■ Figure record extracts:
#####

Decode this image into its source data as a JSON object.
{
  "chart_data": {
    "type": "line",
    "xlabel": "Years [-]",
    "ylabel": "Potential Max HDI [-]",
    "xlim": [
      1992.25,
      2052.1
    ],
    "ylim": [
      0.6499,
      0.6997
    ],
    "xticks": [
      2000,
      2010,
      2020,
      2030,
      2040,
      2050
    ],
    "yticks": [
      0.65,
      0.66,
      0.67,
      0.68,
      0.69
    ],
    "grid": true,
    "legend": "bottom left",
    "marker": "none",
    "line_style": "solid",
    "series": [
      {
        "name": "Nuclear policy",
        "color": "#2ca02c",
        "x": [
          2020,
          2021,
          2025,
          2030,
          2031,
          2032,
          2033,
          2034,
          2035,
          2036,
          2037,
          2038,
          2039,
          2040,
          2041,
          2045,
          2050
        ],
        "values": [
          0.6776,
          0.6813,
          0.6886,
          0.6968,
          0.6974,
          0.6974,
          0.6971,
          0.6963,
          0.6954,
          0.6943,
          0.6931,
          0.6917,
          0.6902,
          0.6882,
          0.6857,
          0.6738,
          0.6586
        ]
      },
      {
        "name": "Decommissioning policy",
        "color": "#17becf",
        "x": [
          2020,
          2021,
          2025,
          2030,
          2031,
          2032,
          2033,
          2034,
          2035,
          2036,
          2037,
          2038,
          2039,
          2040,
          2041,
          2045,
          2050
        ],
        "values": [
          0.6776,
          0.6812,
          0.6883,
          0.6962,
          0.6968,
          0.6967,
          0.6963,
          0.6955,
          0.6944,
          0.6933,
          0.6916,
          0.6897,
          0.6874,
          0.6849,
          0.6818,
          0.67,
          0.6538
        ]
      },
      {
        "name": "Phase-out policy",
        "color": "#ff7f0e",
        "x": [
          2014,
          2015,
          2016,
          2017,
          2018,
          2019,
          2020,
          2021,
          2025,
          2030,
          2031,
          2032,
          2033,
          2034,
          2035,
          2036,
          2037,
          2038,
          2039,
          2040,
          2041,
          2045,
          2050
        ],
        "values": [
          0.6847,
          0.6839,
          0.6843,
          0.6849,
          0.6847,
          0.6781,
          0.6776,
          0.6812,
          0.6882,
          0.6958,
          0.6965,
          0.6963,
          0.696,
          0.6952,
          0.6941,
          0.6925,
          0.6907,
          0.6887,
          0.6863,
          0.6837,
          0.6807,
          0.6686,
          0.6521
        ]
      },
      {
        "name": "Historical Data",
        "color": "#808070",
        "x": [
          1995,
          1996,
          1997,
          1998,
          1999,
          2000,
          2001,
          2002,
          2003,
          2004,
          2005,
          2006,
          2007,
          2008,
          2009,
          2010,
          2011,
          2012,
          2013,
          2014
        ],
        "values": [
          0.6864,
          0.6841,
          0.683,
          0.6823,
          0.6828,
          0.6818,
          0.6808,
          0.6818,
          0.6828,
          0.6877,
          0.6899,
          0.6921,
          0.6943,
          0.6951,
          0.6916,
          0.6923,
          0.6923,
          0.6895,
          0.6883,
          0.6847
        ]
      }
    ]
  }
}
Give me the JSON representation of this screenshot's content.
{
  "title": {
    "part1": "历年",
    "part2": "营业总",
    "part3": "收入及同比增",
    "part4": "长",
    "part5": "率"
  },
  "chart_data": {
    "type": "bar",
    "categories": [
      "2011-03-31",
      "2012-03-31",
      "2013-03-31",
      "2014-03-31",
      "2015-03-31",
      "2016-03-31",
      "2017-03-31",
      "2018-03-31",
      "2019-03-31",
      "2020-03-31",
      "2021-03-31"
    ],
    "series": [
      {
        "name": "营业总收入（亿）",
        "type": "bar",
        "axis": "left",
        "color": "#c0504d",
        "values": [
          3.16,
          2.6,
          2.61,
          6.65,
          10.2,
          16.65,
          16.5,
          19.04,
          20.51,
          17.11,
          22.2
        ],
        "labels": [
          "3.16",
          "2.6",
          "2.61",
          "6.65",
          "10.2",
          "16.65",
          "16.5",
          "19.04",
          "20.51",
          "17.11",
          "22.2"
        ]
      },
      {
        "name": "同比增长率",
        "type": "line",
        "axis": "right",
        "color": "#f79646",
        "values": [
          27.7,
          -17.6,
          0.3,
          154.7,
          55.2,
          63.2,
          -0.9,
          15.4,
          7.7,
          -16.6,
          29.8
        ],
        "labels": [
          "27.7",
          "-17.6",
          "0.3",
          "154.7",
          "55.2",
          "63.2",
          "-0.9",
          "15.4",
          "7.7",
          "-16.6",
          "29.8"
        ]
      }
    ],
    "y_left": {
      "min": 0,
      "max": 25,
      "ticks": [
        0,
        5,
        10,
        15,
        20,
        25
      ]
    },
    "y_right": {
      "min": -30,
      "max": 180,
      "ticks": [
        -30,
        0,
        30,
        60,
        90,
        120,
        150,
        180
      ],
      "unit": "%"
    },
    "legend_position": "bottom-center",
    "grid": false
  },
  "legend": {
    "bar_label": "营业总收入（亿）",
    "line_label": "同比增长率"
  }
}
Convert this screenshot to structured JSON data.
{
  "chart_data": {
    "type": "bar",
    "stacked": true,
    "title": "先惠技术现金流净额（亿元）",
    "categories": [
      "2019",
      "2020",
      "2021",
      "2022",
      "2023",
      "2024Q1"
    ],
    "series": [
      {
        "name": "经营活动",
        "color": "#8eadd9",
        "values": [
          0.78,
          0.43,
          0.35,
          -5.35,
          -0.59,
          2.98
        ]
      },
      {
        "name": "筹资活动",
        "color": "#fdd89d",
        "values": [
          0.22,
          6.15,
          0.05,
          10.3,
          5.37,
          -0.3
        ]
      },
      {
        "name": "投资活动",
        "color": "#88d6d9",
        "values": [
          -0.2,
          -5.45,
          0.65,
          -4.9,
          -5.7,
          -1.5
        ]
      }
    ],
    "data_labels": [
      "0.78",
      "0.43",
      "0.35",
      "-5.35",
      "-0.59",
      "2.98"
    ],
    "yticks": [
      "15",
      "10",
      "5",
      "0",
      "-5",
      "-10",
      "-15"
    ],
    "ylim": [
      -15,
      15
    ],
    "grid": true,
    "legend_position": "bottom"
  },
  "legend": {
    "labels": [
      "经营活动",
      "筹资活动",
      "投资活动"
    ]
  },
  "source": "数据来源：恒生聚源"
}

#####

■ Task description: Gather up, from the records above, each line where the word "screenshot" appears.

■ Correct output:
Give me the JSON representation of this screenshot's content.
Convert this screenshot to structured JSON data.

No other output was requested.